* _Task instructions_: What follows are records. Restate all of them word for word.
===== Stored records =====
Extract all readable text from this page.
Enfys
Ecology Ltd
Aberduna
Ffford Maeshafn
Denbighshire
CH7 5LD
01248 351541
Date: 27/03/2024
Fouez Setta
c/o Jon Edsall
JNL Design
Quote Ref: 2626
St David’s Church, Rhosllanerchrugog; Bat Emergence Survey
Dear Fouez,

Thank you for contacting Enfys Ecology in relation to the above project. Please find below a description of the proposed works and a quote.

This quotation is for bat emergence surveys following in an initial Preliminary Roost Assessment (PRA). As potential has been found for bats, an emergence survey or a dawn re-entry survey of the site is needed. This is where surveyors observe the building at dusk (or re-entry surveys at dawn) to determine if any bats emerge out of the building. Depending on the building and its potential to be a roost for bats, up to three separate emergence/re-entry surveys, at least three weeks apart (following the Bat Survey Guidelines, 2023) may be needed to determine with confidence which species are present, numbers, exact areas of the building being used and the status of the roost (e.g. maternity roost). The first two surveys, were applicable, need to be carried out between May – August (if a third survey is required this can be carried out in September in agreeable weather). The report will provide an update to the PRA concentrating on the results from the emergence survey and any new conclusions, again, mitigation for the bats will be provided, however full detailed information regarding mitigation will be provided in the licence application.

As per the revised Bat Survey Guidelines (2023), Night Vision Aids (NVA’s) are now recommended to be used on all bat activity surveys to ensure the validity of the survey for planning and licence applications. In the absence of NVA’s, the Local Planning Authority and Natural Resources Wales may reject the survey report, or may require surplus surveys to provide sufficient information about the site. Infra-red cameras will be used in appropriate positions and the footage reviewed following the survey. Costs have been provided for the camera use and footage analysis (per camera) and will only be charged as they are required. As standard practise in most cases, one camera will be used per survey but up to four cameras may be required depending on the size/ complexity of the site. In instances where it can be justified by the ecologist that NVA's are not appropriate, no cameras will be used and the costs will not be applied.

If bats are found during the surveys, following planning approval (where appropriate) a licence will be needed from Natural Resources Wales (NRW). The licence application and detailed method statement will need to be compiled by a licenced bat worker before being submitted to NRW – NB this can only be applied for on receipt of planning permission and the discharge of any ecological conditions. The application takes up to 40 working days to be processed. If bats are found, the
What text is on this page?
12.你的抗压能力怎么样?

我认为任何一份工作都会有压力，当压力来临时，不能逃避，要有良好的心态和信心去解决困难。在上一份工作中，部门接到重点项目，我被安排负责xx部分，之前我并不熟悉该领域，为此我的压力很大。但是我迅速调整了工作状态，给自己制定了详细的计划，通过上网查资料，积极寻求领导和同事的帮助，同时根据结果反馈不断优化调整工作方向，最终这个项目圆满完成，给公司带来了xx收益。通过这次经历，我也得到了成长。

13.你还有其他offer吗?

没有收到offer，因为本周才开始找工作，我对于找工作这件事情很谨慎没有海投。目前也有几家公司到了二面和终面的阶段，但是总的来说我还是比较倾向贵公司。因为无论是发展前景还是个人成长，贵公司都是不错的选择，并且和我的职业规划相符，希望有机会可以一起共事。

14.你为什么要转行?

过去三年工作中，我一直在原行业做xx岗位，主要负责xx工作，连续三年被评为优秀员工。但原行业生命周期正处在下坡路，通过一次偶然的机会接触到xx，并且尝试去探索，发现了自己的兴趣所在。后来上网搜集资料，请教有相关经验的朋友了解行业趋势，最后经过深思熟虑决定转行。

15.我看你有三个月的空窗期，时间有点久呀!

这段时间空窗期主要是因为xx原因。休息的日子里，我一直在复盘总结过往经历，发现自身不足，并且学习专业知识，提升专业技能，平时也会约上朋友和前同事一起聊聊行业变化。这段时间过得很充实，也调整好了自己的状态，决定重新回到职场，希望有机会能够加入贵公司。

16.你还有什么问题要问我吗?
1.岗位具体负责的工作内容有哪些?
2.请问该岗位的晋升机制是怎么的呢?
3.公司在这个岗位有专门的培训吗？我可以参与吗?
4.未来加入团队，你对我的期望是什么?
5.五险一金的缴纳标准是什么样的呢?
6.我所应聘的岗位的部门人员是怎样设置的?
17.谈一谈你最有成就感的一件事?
=====
* _Solution to the exercise_:
Extract all readable text from this page.
Enfys
Ecology Ltd
Aberduna
Ffford Maeshafn
Denbighshire
CH7 5LD
01248 351541
Date: 27/03/2024
Fouez Setta
c/o Jon Edsall
JNL Design
Quote Ref: 2626
St David’s Church, Rhosllanerchrugog; Bat Emergence Survey
Dear Fouez,

Thank you for contacting Enfys Ecology in relation to the above project. Please find below a description of the proposed works and a quote.

This quotation is for bat emergence surveys following in an initial Preliminary Roost Assessment (PRA). As potential has been found for bats, an emergence survey or a dawn re-entry survey of the site is needed. This is where surveyors observe the building at dusk (or re-entry surveys at dawn) to determine if any bats emerge out of the building. Depending on the building and its potential to be a roost for bats, up to three separate emergence/re-entry surveys, at least three weeks apart (following the Bat Survey Guidelines, 2023) may be needed to determine with confidence which species are present, numbers, exact areas of the building being used and the status of the roost (e.g. maternity roost). The first two surveys, were applicable, need to be carried out between May – August (if a third survey is required this can be carried out in September in agreeable weather). The report will provide an update to the PRA concentrating on the results from the emergence survey and any new conclusions, again, mitigation for the bats will be provided, however full detailed information regarding mitigation will be provided in the licence application.

As per the revised Bat Survey Guidelines (2023), Night Vision Aids (NVA’s) are now recommended to be used on all bat activity surveys to ensure the validity of the survey for planning and licence applications. In the absence of NVA’s, the Local Planning Authority and Natural Resources Wales may reject the survey report, or may require surplus surveys to provide sufficient information about the site. Infra-red cameras will be used in appropriate positions and the footage reviewed following the survey. Costs have been provided for the camera use and footage analysis (per camera) and will only be charged as they are required. As standard practise in most cases, one camera will be used per survey but up to four cameras may be required depending on the size/ complexity of the site. In instances where it can be justified by the ecologist that NVA's are not appropriate, no cameras will be used and the costs will not be applied.

If bats are found during the surveys, following planning approval (where appropriate) a licence will be needed from Natural Resources Wales (NRW). The licence application and detailed method statement will need to be compiled by a licenced bat worker before being submitted to NRW – NB this can only be applied for on receipt of planning permission and the discharge of any ecological conditions. The application takes up to 40 working days to be processed. If bats are found, the
What text is on this page?
12.你的抗压能力怎么样?

我认为任何一份工作都会有压力，当压力来临时，不能逃避，要有良好的心态和信心去解决困难。在上一份工作中，部门接到重点项目，我被安排负责xx部分，之前我并不熟悉该领域，为此我的压力很大。但是我迅速调整了工作状态，给自己制定了详细的计划，通过上网查资料，积极寻求领导和同事的帮助，同时根据结果反馈不断优化调整工作方向，最终这个项目圆满完成，给公司带来了xx收益。通过这次经历，我也得到了成长。

13.你还有其他offer吗?

没有收到offer，因为本周才开始找工作，我对于找工作这件事情很谨慎没有海投。目前也有几家公司到了二面和终面的阶段，但是总的来说我还是比较倾向贵公司。因为无论是发展前景还是个人成长，贵公司都是不错的选择，并且和我的职业规划相符，希望有机会可以一起共事。

14.你为什么要转行?

过去三年工作中，我一直在原行业做xx岗位，主要负责xx工作，连续三年被评为优秀员工。但原行业生命周期正处在下坡路，通过一次偶然的机会接触到xx，并且尝试去探索，发现了自己的兴趣所在。后来上网搜集资料，请教有相关经验的朋友了解行业趋势，最后经过深思熟虑决定转行。

15.我看你有三个月的空窗期，时间有点久呀!

这段时间空窗期主要是因为xx原因。休息的日子里，我一直在复盘总结过往经历，发现自身不足，并且学习专业知识，提升专业技能，平时也会约上朋友和前同事一起聊聊行业变化。这段时间过得很充实，也调整好了自己的状态，决定重新回到职场，希望有机会能够加入贵公司。

16.你还有什么问题要问我吗?
1.岗位具体负责的工作内容有哪些?
2.请问该岗位的晋升机制是怎么的呢?
3.公司在这个岗位有专门的培训吗？我可以参与吗?
4.未来加入团队，你对我的期望是什么?
5.五险一金的缴纳标准是什么样的呢?
6.我所应聘的岗位的部门人员是怎样设置的?
17.谈一谈你最有成就感的一件事?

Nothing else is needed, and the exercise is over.